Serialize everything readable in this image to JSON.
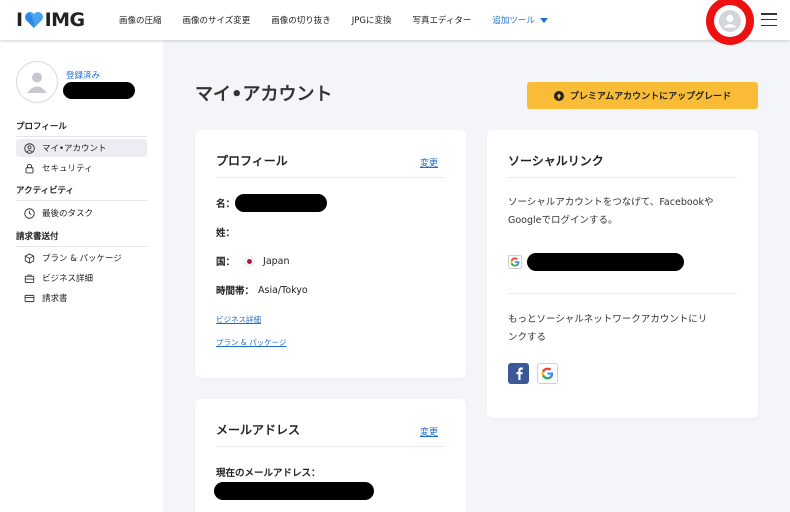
{
  "header": {
    "logo_left": "I",
    "logo_right": "IMG",
    "nav": [
      {
        "label": "画像の圧縮"
      },
      {
        "label": "画像のサイズ変更"
      },
      {
        "label": "画像の切り抜き"
      },
      {
        "label": "JPGに変換"
      },
      {
        "label": "写真エディター"
      },
      {
        "label": "追加ツール"
      }
    ]
  },
  "sidebar": {
    "registered_label": "登録済み",
    "sections": {
      "profile": "プロフィール",
      "activity": "アクティビティ",
      "billing": "請求書送付"
    },
    "items": {
      "my_account": "マイ•アカウント",
      "security": "セキュリティ",
      "last_tasks": "最後のタスク",
      "plans": "プラン & パッケージ",
      "business": "ビジネス詳細",
      "invoices": "請求書"
    }
  },
  "main": {
    "title": "マイ•アカウント",
    "premium_button": "プレミアムアカウントにアップグレード",
    "profile_card": {
      "title": "プロフィール",
      "edit": "変更",
      "name_label": "名：",
      "surname_label": "姓：",
      "country_label": "国：",
      "country_value": "Japan",
      "timezone_label": "時間帯：",
      "timezone_value": "Asia/Tokyo",
      "business_link": "ビジネス詳細",
      "plans_link": "プラン & パッケージ"
    },
    "email_card": {
      "title": "メールアドレス",
      "edit": "変更",
      "current_label": "現在のメールアドレス："
    },
    "social_card": {
      "title": "ソーシャルリンク",
      "desc_line1": "ソーシャルアカウントをつなげて、Facebookや",
      "desc_line2": "Googleでログインする。",
      "more_line1": "もっとソーシャルネットワークアカウントにリ",
      "more_line2": "ンクする"
    }
  },
  "colors": {
    "accent": "#1c6fd1",
    "premium": "#f8bc36",
    "highlight_ring": "#ee1111",
    "facebook": "#3b5998"
  }
}
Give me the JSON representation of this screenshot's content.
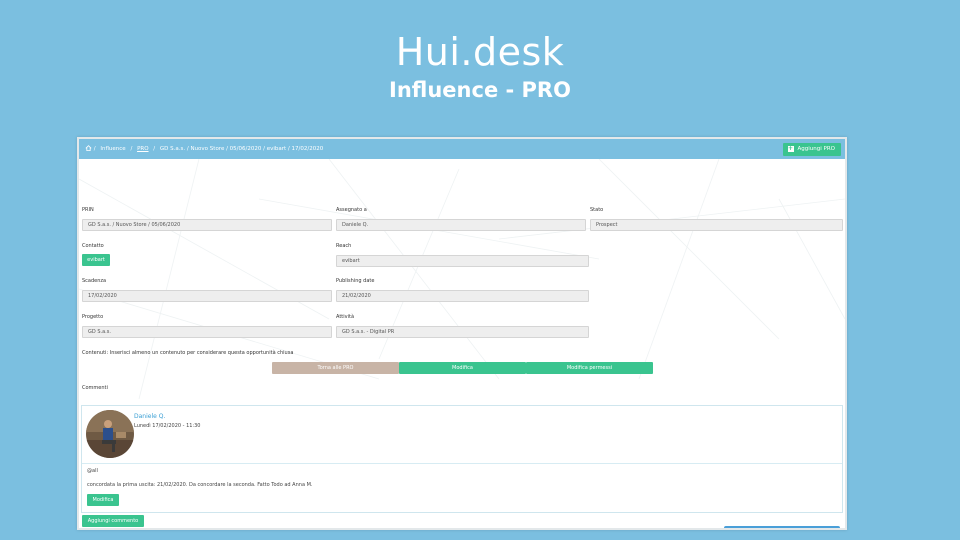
{
  "hero": {
    "title": "Hui.desk",
    "subtitle": "Influence - PRO"
  },
  "breadcrumb": {
    "sep": "/",
    "items": [
      "Influence",
      "PRO",
      "GD S.a.s. / Nuovo Store / 05/06/2020 / evibart / 17/02/2020"
    ]
  },
  "header_button": {
    "label": "Aggiungi PRO"
  },
  "fields": {
    "prin": {
      "label": "PRIN",
      "value": "GD S.a.s. / Nuovo Store / 05/06/2020"
    },
    "assegnato": {
      "label": "Assegnato a",
      "value": "Daniele Q."
    },
    "stato": {
      "label": "Stato",
      "value": "Prospect"
    },
    "contatto": {
      "label": "Contatto",
      "value": "evibart"
    },
    "reach": {
      "label": "Reach",
      "value": "evibart"
    },
    "scadenza": {
      "label": "Scadenza",
      "value": "17/02/2020"
    },
    "publishing": {
      "label": "Publishing date",
      "value": "21/02/2020"
    },
    "progetto": {
      "label": "Progetto",
      "value": "GD S.a.s."
    },
    "attivita": {
      "label": "Attività",
      "value": "GD S.a.s. - Digital PR"
    }
  },
  "contenuti_text": "Contenuti: Inserisci almeno un contenuto per considerare questa opportunità chiusa",
  "actions": {
    "back": "Torna alle PRO",
    "modifica": "Modifica",
    "permessi": "Modifica permessi"
  },
  "commenti_label": "Commenti",
  "comment": {
    "author": "Daniele Q.",
    "time": "Lunedì 17/02/2020 - 11:30",
    "mention": "@all",
    "body": "concordata la prima uscita: 21/02/2020. Da concordare la seconda. Fatto Todo ad Anna M.",
    "edit_label": "Modifica"
  },
  "add_comment_label": "Aggiungi commento",
  "colors": {
    "background": "#7bbfe0",
    "green": "#3ac48f",
    "beige": "#c8b4a6",
    "link": "#3a9fd4"
  },
  "icons": [
    "home-icon",
    "plus-icon"
  ]
}
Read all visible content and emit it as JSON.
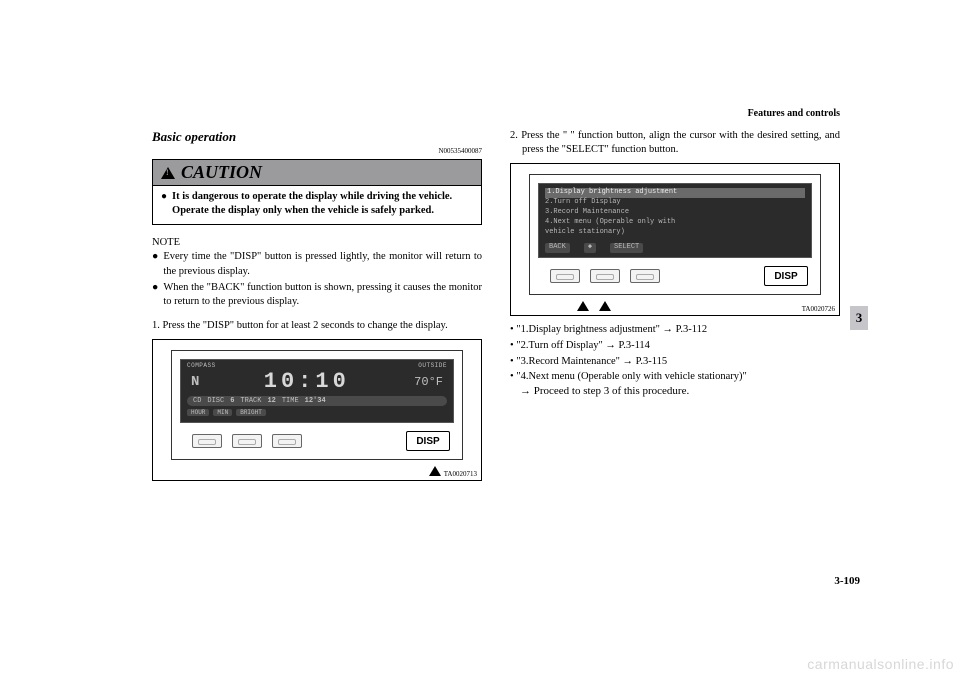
{
  "header": {
    "category": "Features and controls"
  },
  "left": {
    "section_title": "Basic operation",
    "code_id": "N00535400087",
    "caution": {
      "label": "CAUTION",
      "text": "It is dangerous to operate the display while driving the vehicle. Operate the display only when the vehicle is safely parked."
    },
    "note_label": "NOTE",
    "notes": [
      "Every time the \"DISP\" button is pressed lightly, the monitor will return to the previous display.",
      "When the \"BACK\" function button is shown, pressing it causes the monitor to return to the previous display."
    ],
    "step1": "1. Press the \"DISP\" button for at least 2 seconds to change the display.",
    "fig1": {
      "id": "TA0020713",
      "labels": {
        "compass": "COMPASS",
        "outside": "OUTSIDE",
        "n": "N",
        "time": "10:10",
        "temp": "70°F",
        "cd": "CD",
        "disc_lbl": "DISC",
        "disc": "6",
        "track_lbl": "TRACK",
        "track": "12",
        "time_lbl": "TIME",
        "ttime": "12'34",
        "hour": "HOUR",
        "min": "MIN",
        "bright": "BRIGHT",
        "disp_btn": "DISP"
      }
    }
  },
  "right": {
    "step2": "2. Press the \"   \" function button, align the cursor with the desired setting, and press the \"SELECT\" function button.",
    "fig2": {
      "id": "TA0020726",
      "menu": {
        "l1": "1.Display brightness adjustment",
        "l2": "2.Turn off Display",
        "l3": "3.Record Maintenance",
        "l4a": "4.Next menu (Operable only with",
        "l4b": "  vehicle stationary)",
        "back": "BACK",
        "select": "SELECT"
      },
      "disp_btn": "DISP"
    },
    "refs": {
      "r1": "\"1.Display brightness adjustment\" → P.3-112",
      "r2": "\"2.Turn off Display\" → P.3-114",
      "r3": "\"3.Record Maintenance\" → P.3-115",
      "r4": "\"4.Next menu (Operable only with vehicle stationary)\"",
      "r4sub": "→ Proceed to step 3 of this procedure."
    }
  },
  "side_tab": "3",
  "page_num": "3-109",
  "watermark": "carmanualsonline.info"
}
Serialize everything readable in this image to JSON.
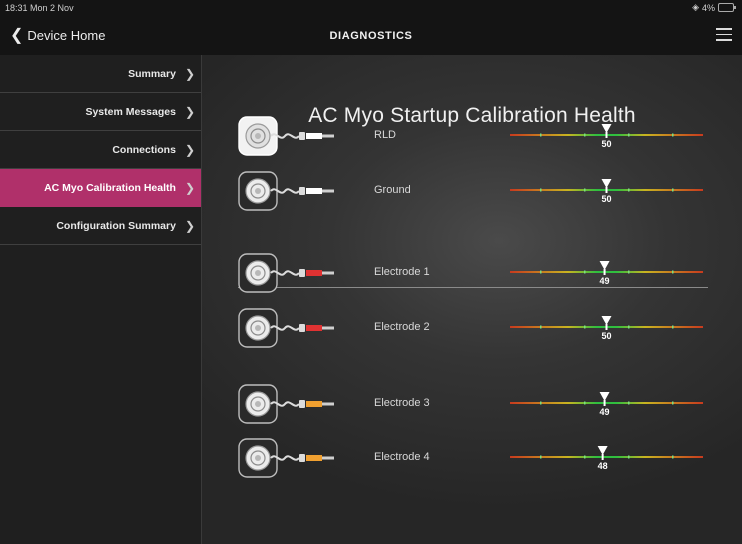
---
▶ _TASK PROMPT_
Exclude all images and restate the records above word for word.

▶ _COMPLETED EXERCISE_
Serialize everything readable in this image to JSON.
{
  "header": {
    "logo_left": "I",
    "logo_right": "IMG",
    "nav": [
      {
        "label": "画像の圧縮"
      },
      {
        "label": "画像のサイズ変更"
      },
      {
        "label": "画像の切り抜き"
      },
      {
        "label": "JPGに変換"
      },
      {
        "label": "写真エディター"
      },
      {
        "label": "追加ツール"
      }
    ]
  },
  "sidebar": {
    "registered_label": "登録済み",
    "sections": {
      "profile": "プロフィール",
      "activity": "アクティビティ",
      "billing": "請求書送付"
    },
    "items": {
      "my_account": "マイ•アカウント",
      "security": "セキュリティ",
      "last_tasks": "最後のタスク",
      "plans": "プラン & パッケージ",
      "business": "ビジネス詳細",
      "invoices": "請求書"
    }
  },
  "main": {
    "title": "マイ•アカウント",
    "premium_button": "プレミアムアカウントにアップグレード",
    "profile_card": {
      "title": "プロフィール",
      "edit": "変更",
      "name_label": "名：",
      "surname_label": "姓：",
      "country_label": "国：",
      "country_value": "Japan",
      "timezone_label": "時間帯：",
      "timezone_value": "Asia/Tokyo",
      "business_link": "ビジネス詳細",
      "plans_link": "プラン & パッケージ"
    },
    "email_card": {
      "title": "メールアドレス",
      "edit": "変更",
      "current_label": "現在のメールアドレス："
    },
    "social_card": {
      "title": "ソーシャルリンク",
      "desc_line1": "ソーシャルアカウントをつなげて、Facebookや",
      "desc_line2": "Googleでログインする。",
      "more_line1": "もっとソーシャルネットワークアカウントにリ",
      "more_line2": "ンクする"
    }
  },
  "colors": {
    "accent": "#1c6fd1",
    "premium": "#f8bc36",
    "highlight_ring": "#ee1111",
    "facebook": "#3b5998"
  }
}
Give me the JSON representation of this screenshot's content.
{
  "hero": {
    "title": "Hui.desk",
    "subtitle": "Influence - PRO"
  },
  "breadcrumb": {
    "sep": "/",
    "items": [
      "Influence",
      "PRO",
      "GD S.a.s. / Nuovo Store / 05/06/2020 / evibart / 17/02/2020"
    ]
  },
  "header_button": {
    "label": "Aggiungi PRO"
  },
  "fields": {
    "prin": {
      "label": "PRIN",
      "value": "GD S.a.s. / Nuovo Store / 05/06/2020"
    },
    "assegnato": {
      "label": "Assegnato a",
      "value": "Daniele Q."
    },
    "stato": {
      "label": "Stato",
      "value": "Prospect"
    },
    "contatto": {
      "label": "Contatto",
      "value": "evibart"
    },
    "reach": {
      "label": "Reach",
      "value": "evibart"
    },
    "scadenza": {
      "label": "Scadenza",
      "value": "17/02/2020"
    },
    "publishing": {
      "label": "Publishing date",
      "value": "21/02/2020"
    },
    "progetto": {
      "label": "Progetto",
      "value": "GD S.a.s."
    },
    "attivita": {
      "label": "Attività",
      "value": "GD S.a.s. - Digital PR"
    }
  },
  "contenuti_text": "Contenuti: Inserisci almeno un contenuto per considerare questa opportunità chiusa",
  "actions": {
    "back": "Torna alle PRO",
    "modifica": "Modifica",
    "permessi": "Modifica permessi"
  },
  "commenti_label": "Commenti",
  "comment": {
    "author": "Daniele Q.",
    "time": "Lunedì 17/02/2020 - 11:30",
    "mention": "@all",
    "body": "concordata la prima uscita: 21/02/2020. Da concordare la seconda. Fatto Todo ad Anna M.",
    "edit_label": "Modifica"
  },
  "add_comment_label": "Aggiungi commento",
  "colors": {
    "background": "#7bbfe0",
    "green": "#3ac48f",
    "beige": "#c8b4a6",
    "link": "#3a9fd4"
  },
  "icons": [
    "home-icon",
    "plus-icon"
  ]
}
Read all visible content and emit it as JSON.
{
  "header": {
    "category": "Features and controls"
  },
  "left": {
    "section_title": "Basic operation",
    "code_id": "N00535400087",
    "caution": {
      "label": "CAUTION",
      "text": "It is dangerous to operate the display while driving the vehicle. Operate the display only when the vehicle is safely parked."
    },
    "note_label": "NOTE",
    "notes": [
      "Every time the \"DISP\" button is pressed lightly, the monitor will return to the previous display.",
      "When the \"BACK\" function button is shown, pressing it causes the monitor to return to the previous display."
    ],
    "step1": "1. Press the \"DISP\" button for at least 2 seconds to change the display.",
    "fig1": {
      "id": "TA0020713",
      "labels": {
        "compass": "COMPASS",
        "outside": "OUTSIDE",
        "n": "N",
        "time": "10:10",
        "temp": "70°F",
        "cd": "CD",
        "disc_lbl": "DISC",
        "disc": "6",
        "track_lbl": "TRACK",
        "track": "12",
        "time_lbl": "TIME",
        "ttime": "12'34",
        "hour": "HOUR",
        "min": "MIN",
        "bright": "BRIGHT",
        "disp_btn": "DISP"
      }
    }
  },
  "right": {
    "step2": "2. Press the \"   \" function button, align the cursor with the desired setting, and press the \"SELECT\" function button.",
    "fig2": {
      "id": "TA0020726",
      "menu": {
        "l1": "1.Display brightness adjustment",
        "l2": "2.Turn off Display",
        "l3": "3.Record Maintenance",
        "l4a": "4.Next menu (Operable only with",
        "l4b": "  vehicle stationary)",
        "back": "BACK",
        "select": "SELECT"
      },
      "disp_btn": "DISP"
    },
    "refs": {
      "r1": "\"1.Display brightness adjustment\" → P.3-112",
      "r2": "\"2.Turn off Display\" → P.3-114",
      "r3": "\"3.Record Maintenance\" → P.3-115",
      "r4": "\"4.Next menu (Operable only with vehicle stationary)\"",
      "r4sub": "→ Proceed to step 3 of this procedure."
    }
  },
  "side_tab": "3",
  "page_num": "3-109",
  "watermark": "carmanualsonline.info"
}
Serialize everything readable in this image to JSON.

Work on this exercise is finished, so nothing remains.